= Required work =
Lines that contain the string "page" are to be copied; leave out all others.

= Stored rows =
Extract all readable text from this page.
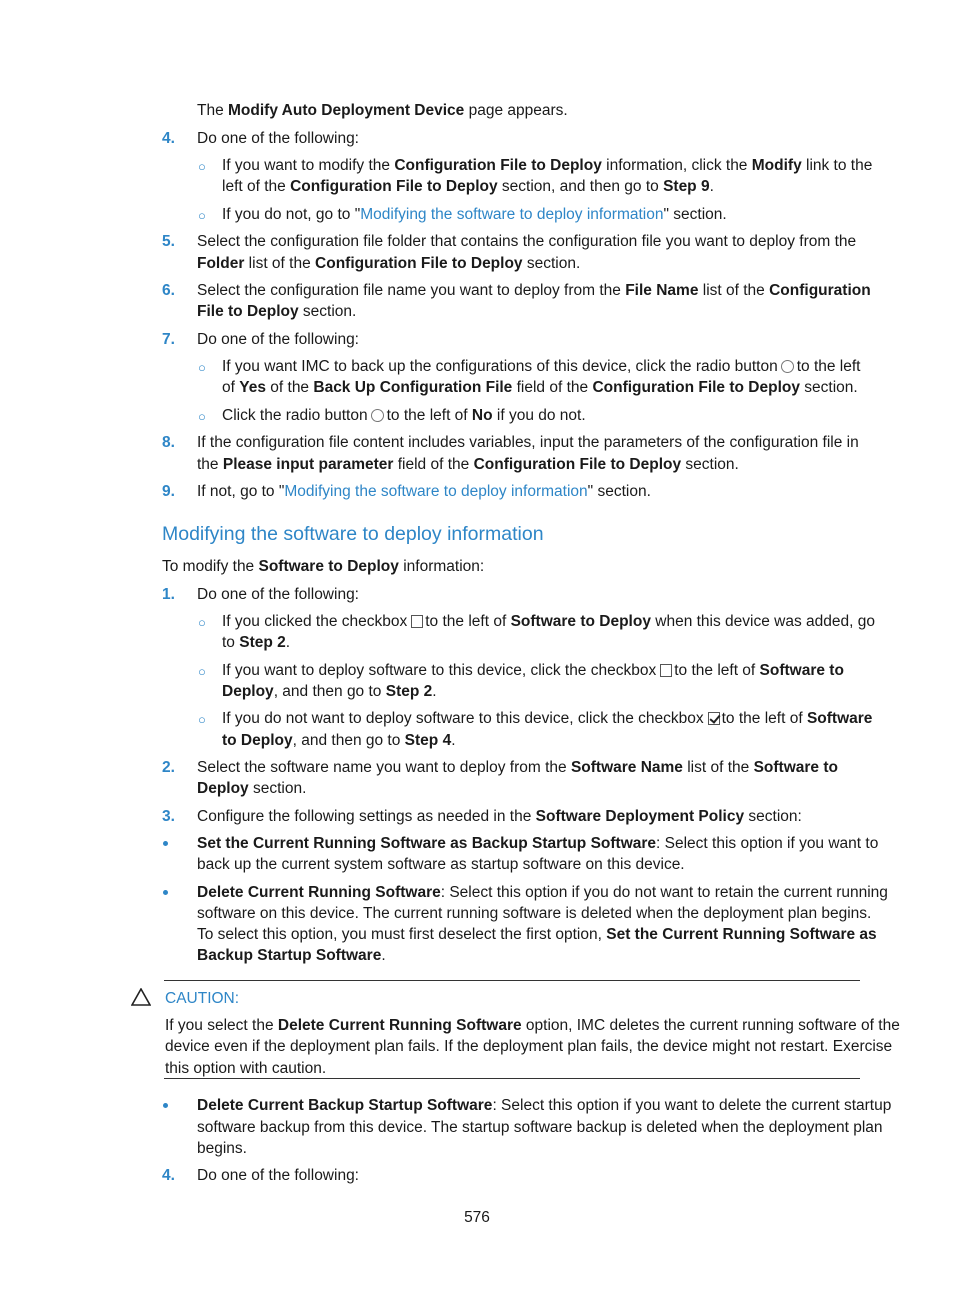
The Modify Auto Deployment Device page appears.
4. Do one of the following:
○ If you want to modify the Configuration File to Deploy information, click the Modify link to the
left of the Configuration File to Deploy section, and then go to Step 9.
○ If you do not, go to "Modifying the software to deploy information" section.
5. Select the configuration file folder that contains the configuration file you want to deploy from the
Folder list of the Configuration File to Deploy section.
6. Select the configuration file name you want to deploy from the File Name list of the Configuration
File to Deploy section.
7. Do one of the following:
○ If you want IMC to back up the configurations of this device, click the radio button to the left
of Yes of the Back Up Configuration File field of the Configuration File to Deploy section.
○ Click the radio button to the left of No if you do not.
8. If the configuration file content includes variables, input the parameters of the configuration file in
the Please input parameter field of the Configuration File to Deploy section.
9. If not, go to "Modifying the software to deploy information" section.
Modifying the software to deploy information
To modify the Software to Deploy information:
1. Do one of the following:
○ If you clicked the checkbox to the left of Software to Deploy when this device was added, go
to Step 2.
○ If you want to deploy software to this device, click the checkbox to the left of Software to
Deploy, and then go to Step 2.
○ If you do not want to deploy software to this device, click the checkbox to the left of Software
to Deploy, and then go to Step 4.
2. Select the software name you want to deploy from the Software Name list of the Software to
Deploy section.
3. Configure the following settings as needed in the Software Deployment Policy section:
Set the Current Running Software as Backup Startup Software: Select this option if you want to
back up the current system software as startup software on this device.
Delete Current Running Software: Select this option if you do not want to retain the current running
software on this device. The current running software is deleted when the deployment plan begins.
To select this option, you must first deselect the first option, Set the Current Running Software as
Backup Startup Software.
CAUTION:
If you select the Delete Current Running Software option, IMC deletes the current running software of the
device even if the deployment plan fails. If the deployment plan fails, the device might not restart. Exercise
this option with caution.
Delete Current Backup Startup Software: Select this option if you want to delete the current startup
software backup from this device. The startup software backup is deleted when the deployment plan
begins.
4. Do one of the following:
576
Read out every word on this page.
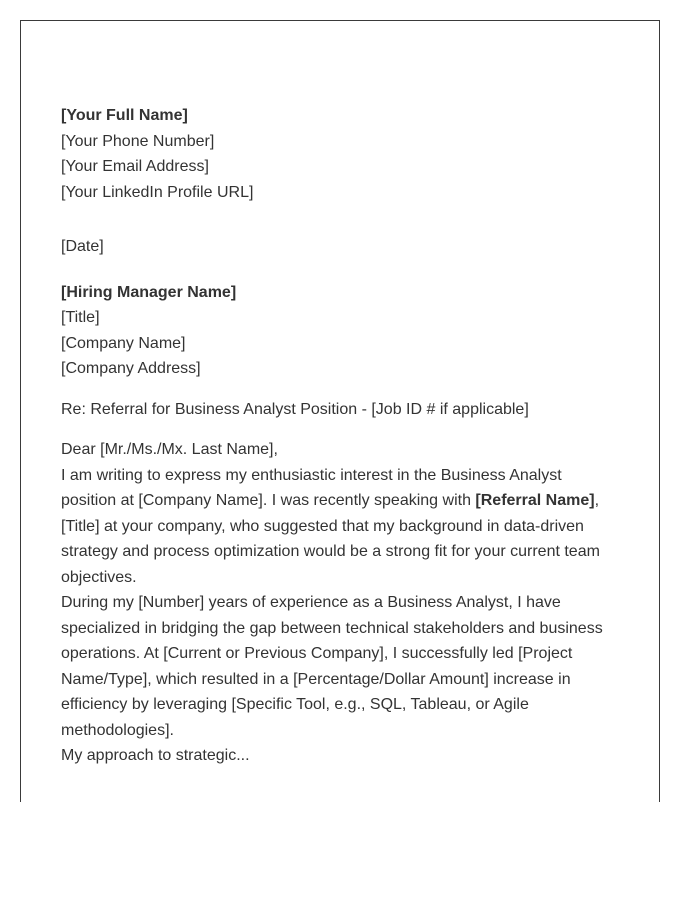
[Your Full Name]
[Your Phone Number]
[Your Email Address]
[Your LinkedIn Profile URL]
[Date]
[Hiring Manager Name]
[Title]
[Company Name]
[Company Address]
Re: Referral for Business Analyst Position - [Job ID # if applicable]
Dear [Mr./Ms./Mx. Last Name],

I am writing to express my enthusiastic interest in the Business Analyst position at [Company Name]. I was recently speaking with [Referral Name], [Title] at your company, who suggested that my background in data-driven strategy and process optimization would be a strong fit for your current team objectives.

During my [Number] years of experience as a Business Analyst, I have specialized in bridging the gap between technical stakeholders and business operations. At [Current or Previous Company], I successfully led [Project Name/Type], which resulted in a [Percentage/Dollar Amount] increase in efficiency by leveraging [Specific Tool, e.g., SQL, Tableau, or Agile methodologies].

My approach to strategic...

= Solution =
Extract all readable text from this page.
The Modify Auto Deployment Device page appears.
Read out every word on this page.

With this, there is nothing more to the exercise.